Description of the task: Tell how many lines in the data below hold the string "petits"; give nothing but the number.

Rows:
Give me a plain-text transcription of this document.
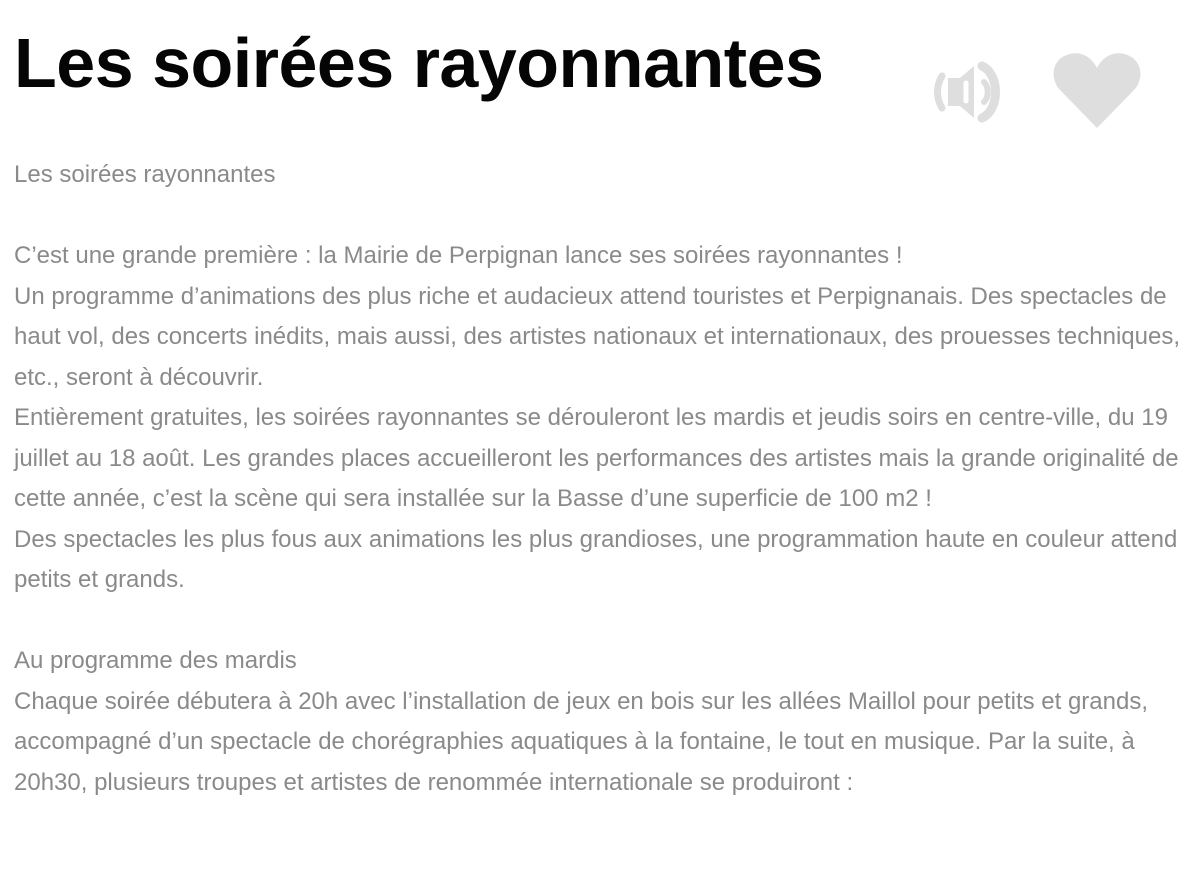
Les soirées rayonnantes

Les soirées rayonnantes

C’est une grande première : la Mairie de Perpignan lance ses soirées rayonnantes !

Un programme d’animations des plus riche et audacieux attend touristes et Perpignanais. Des spectacles de haut vol, des concerts inédits, mais aussi, des artistes nationaux et internationaux, des prouesses techniques, etc., seront à découvrir.

Entièrement gratuites, les soirées rayonnantes se dérouleront les mardis et jeudis soirs en centre-ville, du 19 juillet au 18 août. Les grandes places accueilleront les performances des artistes mais la grande originalité de cette année, c’est la scène qui sera installée sur la Basse d’une superficie de 100 m2 !

Des spectacles les plus fous aux animations les plus grandioses, une programmation haute en couleur attend petits et grands.

Au programme des mardis

Chaque soirée débutera à 20h avec l’installation de jeux en bois sur les allées Maillol pour petits et grands, accompagné d’un spectacle de chorégraphies aquatiques à la fontaine, le tout en musique. Par la suite, à 20h30, plusieurs troupes et artistes de renommée internationale se produiront :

Correct answer: 2